TEXT EXCERPT

▼

Caspase 8

Caspase 8 is an initiator protease of death receptor-mediated extrinsic apoptosis and also supports cell survival by restraining RIP-family kinase-dependent necroptosis[1]. Mechanistically, caspase 8 works with cFLIP to regulate the switch among survival, apoptosis, and necroptosis, while cFLIP is structurally related to caspase 8 but lacks proteolytic activity[1][2]. Therefore, caspase 8 differs from inflammatory caspases such as caspase 1, 4, 5, and 12, which participate in inflammasome-related innate immune responses[3]. In intestinal disease, caspase 8 controls Paneth cell necroptosis and may contribute to epithelial cell death and mucosal inflammation in Crohn’s disease[3]. In severe SARS-CoV-2 mouse models, non-apoptotic caspase 8 promoted cytokine release, IL-1β elevation, NF-κB-linked inflammation, and disease pathology[4]. In ovarian cancer, low caspase 8 expression correlated with shorter overall survival, while caspase 8 loss enhanced non-apoptotic necroptotic death under NF-κB blockade[5]. For experimental applications, studies use genetic caspase 8 loss, viral caspase 8 inhibitors, and necroptosis pathway modulation to separate apoptosis, inflammation, and RIPK3-MLKL-dependent cell death[6].

▲

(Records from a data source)

▼

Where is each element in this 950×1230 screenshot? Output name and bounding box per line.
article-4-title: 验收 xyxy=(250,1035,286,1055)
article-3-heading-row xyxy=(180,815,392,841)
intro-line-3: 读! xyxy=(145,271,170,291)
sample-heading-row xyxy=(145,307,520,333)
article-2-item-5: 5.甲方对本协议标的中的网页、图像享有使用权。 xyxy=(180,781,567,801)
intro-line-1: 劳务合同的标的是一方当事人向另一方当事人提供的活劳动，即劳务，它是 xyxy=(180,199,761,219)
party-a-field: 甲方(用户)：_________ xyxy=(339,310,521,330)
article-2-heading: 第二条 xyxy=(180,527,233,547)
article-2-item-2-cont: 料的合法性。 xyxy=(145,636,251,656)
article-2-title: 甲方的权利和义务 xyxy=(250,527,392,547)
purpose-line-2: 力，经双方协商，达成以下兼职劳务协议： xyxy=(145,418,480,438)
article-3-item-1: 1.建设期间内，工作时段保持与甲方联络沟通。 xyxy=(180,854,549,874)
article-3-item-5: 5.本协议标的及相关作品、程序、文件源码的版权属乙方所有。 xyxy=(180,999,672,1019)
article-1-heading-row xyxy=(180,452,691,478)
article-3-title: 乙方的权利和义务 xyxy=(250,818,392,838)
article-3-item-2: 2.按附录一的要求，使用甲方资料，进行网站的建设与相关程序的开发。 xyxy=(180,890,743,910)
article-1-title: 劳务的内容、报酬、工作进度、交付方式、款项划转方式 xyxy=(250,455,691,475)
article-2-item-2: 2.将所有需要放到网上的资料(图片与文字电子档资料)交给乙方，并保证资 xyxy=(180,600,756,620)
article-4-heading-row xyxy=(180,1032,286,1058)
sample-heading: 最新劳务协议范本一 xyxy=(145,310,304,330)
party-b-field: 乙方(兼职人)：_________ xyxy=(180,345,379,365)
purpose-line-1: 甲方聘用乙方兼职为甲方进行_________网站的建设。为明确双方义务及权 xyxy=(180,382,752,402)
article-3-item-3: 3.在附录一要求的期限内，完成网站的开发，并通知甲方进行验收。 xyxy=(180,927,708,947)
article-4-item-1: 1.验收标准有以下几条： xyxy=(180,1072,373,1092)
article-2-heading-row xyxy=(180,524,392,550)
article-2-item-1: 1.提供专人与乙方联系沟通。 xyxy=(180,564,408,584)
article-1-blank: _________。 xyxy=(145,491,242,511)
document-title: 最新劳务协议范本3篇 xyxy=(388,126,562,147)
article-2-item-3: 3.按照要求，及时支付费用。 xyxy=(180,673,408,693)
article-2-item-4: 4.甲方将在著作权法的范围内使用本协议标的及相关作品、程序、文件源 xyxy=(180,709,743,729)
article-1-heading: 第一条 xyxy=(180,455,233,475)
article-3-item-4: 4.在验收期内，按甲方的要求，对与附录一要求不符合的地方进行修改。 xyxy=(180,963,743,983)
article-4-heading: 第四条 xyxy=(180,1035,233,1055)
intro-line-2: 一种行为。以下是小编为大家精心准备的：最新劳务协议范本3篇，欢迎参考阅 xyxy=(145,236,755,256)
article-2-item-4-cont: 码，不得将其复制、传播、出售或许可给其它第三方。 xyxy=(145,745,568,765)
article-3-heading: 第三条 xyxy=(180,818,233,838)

▲

ABOUT THIS TASK
Reproduce the caspase 8 text above in full, word for word.

ANSWER SECTION
Caspase 8

Caspase 8 is an initiator protease of death receptor-mediated extrinsic apoptosis and also supports cell survival by restraining RIP-family kinase-dependent necroptosis[1]. Mechanistically, caspase 8 works with cFLIP to regulate the switch among survival, apoptosis, and necroptosis, while cFLIP is structurally related to caspase 8 but lacks proteolytic activity[1][2]. Therefore, caspase 8 differs from inflammatory caspases such as caspase 1, 4, 5, and 12, which participate in inflammasome-related innate immune responses[3]. In intestinal disease, caspase 8 controls Paneth cell necroptosis and may contribute to epithelial cell death and mucosal inflammation in Crohn’s disease[3]. In severe SARS-CoV-2 mouse models, non-apoptotic caspase 8 promoted cytokine release, IL-1β elevation, NF-κB-linked inflammation, and disease pathology[4]. In ovarian cancer, low caspase 8 expression correlated with shorter overall survival, while caspase 8 loss enhanced non-apoptotic necroptotic death under NF-κB blockade[5]. For experimental applications, studies use genetic caspase 8 loss, viral caspase 8 inhibitors, and necroptosis pathway modulation to separate apoptosis, inflammation, and RIPK3-MLKL-dependent cell death[6].